··· Material for this exercise ···

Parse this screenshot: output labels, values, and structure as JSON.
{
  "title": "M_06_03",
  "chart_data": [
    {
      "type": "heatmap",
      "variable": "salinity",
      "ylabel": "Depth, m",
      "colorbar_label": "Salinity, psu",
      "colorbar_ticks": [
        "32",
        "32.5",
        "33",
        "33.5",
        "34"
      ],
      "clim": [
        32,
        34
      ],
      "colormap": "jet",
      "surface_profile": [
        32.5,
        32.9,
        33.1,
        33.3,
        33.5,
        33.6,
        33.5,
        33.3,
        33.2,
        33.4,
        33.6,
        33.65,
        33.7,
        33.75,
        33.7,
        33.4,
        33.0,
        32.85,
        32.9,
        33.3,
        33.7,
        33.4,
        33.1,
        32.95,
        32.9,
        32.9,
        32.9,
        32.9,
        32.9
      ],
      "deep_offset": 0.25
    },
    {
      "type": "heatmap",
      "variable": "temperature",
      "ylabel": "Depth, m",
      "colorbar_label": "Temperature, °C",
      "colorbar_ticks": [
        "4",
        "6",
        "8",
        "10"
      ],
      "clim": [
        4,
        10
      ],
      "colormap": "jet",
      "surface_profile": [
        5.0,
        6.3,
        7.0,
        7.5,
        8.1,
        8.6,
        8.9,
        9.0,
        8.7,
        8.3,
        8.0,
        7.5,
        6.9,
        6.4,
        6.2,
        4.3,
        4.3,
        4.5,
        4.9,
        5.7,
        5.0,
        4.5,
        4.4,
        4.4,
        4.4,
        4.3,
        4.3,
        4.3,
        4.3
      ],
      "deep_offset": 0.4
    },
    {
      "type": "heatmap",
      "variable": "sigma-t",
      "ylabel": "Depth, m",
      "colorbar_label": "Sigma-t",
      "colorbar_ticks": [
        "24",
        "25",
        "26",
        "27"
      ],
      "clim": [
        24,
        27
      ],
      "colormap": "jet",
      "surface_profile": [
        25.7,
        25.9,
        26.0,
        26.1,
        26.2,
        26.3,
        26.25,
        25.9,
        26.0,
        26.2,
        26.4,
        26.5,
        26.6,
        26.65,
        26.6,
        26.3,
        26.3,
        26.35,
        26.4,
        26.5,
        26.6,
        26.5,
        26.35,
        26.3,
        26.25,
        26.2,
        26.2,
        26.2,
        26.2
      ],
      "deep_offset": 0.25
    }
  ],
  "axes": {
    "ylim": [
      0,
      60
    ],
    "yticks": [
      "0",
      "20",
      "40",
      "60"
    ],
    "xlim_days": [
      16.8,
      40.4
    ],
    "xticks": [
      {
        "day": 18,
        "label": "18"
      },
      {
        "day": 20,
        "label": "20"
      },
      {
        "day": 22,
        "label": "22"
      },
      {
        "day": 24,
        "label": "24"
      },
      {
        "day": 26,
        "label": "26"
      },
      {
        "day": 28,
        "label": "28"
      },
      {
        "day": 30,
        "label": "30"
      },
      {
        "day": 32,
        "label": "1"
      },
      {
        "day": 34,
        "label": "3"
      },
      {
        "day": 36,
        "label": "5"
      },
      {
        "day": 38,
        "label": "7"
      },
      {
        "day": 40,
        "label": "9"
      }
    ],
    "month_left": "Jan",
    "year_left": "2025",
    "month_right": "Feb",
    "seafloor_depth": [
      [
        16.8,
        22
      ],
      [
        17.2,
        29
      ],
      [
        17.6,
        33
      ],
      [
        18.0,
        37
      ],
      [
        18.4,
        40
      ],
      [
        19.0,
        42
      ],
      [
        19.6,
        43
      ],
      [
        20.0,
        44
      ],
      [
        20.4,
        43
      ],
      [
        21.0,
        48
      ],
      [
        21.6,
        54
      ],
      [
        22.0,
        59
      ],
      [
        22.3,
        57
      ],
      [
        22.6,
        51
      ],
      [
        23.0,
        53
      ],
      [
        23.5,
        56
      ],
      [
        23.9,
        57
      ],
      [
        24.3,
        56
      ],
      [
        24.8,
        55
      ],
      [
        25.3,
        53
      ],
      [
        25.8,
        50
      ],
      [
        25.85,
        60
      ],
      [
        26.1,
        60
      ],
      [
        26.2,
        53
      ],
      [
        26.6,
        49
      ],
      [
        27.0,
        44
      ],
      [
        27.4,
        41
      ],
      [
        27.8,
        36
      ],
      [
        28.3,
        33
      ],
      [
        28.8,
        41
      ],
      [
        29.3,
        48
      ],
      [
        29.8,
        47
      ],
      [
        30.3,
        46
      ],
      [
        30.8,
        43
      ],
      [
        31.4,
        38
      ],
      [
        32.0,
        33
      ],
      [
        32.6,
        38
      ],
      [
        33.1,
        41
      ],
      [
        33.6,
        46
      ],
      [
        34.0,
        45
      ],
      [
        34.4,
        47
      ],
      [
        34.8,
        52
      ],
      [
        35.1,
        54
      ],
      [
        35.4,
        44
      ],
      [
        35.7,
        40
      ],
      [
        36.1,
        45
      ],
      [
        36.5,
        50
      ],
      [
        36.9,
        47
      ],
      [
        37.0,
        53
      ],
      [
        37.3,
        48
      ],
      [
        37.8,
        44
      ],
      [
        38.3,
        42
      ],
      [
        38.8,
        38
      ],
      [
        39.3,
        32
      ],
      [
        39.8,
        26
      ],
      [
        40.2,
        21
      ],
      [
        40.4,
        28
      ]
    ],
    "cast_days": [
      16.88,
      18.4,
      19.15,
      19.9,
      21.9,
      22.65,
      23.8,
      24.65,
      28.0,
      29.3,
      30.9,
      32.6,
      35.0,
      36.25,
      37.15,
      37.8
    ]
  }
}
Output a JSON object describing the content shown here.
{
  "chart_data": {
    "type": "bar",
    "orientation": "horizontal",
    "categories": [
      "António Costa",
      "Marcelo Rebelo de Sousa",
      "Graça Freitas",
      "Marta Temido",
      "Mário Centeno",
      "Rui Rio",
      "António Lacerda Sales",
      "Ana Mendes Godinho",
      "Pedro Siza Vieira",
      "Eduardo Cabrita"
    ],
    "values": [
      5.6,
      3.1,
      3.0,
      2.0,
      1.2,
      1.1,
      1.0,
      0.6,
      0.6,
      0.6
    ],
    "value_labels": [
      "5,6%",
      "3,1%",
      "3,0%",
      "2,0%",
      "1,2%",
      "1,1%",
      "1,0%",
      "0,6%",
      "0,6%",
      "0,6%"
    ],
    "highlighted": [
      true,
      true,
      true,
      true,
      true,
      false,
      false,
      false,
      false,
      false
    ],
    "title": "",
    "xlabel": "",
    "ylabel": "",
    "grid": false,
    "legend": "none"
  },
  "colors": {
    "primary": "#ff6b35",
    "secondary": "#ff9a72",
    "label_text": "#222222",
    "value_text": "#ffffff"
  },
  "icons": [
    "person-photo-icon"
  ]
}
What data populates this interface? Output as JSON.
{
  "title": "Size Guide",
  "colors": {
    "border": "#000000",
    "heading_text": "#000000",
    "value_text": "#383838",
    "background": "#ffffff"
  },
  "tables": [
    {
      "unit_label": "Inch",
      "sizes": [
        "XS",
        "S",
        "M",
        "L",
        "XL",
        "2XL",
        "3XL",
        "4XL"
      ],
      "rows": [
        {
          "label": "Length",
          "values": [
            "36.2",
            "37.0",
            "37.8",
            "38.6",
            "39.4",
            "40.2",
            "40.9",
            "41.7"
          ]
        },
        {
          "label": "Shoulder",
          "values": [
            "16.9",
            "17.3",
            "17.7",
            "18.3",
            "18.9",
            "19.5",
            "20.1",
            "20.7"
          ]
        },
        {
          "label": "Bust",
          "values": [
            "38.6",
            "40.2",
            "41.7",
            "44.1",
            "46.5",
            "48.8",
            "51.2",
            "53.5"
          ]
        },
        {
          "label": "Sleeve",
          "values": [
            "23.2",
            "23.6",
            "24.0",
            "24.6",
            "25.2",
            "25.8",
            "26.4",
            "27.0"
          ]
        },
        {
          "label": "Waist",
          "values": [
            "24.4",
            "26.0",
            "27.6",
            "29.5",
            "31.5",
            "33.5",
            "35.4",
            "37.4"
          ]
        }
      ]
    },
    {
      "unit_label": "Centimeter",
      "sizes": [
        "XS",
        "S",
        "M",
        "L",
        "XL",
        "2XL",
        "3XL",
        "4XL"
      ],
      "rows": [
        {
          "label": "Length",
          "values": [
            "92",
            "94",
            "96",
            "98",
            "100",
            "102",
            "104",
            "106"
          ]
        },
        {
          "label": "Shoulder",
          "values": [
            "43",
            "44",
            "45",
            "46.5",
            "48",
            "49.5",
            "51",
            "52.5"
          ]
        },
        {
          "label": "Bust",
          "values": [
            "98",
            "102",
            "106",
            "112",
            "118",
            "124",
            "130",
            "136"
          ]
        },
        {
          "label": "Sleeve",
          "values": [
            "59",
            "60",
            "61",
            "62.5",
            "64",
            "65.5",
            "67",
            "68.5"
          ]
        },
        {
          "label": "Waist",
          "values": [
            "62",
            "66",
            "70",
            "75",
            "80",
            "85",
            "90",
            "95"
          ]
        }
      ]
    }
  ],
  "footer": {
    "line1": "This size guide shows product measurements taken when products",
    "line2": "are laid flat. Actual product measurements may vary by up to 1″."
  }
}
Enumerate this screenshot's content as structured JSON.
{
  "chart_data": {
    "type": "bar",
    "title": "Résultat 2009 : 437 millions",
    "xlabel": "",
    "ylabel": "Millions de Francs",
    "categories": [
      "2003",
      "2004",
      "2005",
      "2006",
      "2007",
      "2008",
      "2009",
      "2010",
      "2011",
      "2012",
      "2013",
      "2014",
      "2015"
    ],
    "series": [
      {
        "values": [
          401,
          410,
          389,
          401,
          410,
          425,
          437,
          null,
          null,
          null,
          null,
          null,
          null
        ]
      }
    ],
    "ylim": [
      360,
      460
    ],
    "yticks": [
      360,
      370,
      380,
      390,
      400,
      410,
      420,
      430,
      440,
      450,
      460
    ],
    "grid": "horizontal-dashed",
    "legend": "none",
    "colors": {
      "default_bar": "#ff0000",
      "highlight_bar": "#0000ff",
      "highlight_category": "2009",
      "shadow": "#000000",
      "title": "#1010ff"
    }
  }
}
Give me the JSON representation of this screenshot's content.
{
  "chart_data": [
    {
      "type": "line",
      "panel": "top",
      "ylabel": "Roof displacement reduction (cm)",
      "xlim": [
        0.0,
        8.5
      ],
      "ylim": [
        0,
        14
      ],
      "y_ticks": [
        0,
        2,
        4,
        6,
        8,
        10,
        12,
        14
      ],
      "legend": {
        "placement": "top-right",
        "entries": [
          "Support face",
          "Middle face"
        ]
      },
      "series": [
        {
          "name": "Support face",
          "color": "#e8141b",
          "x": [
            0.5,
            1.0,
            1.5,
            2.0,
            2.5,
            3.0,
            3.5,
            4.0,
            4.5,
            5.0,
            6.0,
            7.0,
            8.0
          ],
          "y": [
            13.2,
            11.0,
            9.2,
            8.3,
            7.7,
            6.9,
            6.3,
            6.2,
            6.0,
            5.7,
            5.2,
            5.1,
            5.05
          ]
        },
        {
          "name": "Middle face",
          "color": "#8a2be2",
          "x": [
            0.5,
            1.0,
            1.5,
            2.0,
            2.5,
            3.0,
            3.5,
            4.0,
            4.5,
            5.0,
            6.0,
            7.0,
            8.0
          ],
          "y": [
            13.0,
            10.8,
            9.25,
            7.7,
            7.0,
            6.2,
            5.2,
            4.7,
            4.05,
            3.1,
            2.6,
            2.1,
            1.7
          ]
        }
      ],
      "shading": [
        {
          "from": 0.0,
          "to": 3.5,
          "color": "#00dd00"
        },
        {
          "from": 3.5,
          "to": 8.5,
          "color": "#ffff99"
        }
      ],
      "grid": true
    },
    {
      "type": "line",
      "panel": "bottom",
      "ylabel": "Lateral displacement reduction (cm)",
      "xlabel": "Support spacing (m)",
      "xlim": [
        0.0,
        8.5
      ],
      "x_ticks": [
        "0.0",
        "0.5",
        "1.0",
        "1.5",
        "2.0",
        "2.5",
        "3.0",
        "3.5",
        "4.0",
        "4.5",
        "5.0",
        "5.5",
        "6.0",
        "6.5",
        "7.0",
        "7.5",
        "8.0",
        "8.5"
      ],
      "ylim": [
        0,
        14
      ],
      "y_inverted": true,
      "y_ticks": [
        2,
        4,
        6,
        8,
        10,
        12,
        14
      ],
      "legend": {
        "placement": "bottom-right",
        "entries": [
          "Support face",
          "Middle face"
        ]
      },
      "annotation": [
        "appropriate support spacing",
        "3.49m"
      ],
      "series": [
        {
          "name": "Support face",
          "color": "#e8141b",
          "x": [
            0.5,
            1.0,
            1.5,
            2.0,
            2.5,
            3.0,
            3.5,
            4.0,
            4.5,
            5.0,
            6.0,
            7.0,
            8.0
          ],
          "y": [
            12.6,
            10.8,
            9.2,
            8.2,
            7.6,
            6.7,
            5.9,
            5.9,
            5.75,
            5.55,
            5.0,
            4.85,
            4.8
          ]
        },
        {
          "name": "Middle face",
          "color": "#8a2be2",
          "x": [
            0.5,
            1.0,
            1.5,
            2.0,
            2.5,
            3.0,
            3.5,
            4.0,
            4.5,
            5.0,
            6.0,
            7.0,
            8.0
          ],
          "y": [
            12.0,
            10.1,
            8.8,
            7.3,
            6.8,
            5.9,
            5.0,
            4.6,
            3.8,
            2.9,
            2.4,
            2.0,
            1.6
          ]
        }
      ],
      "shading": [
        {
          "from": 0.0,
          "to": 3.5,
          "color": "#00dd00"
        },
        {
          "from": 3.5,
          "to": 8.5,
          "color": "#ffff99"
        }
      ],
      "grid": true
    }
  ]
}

···

=== Work to do ===
Keep only those lines of the records that hold "variable", and return them.

=== Solution to this exercise ===
      "variable": "salinity",
      "variable": "temperature",
      "variable": "sigma-t",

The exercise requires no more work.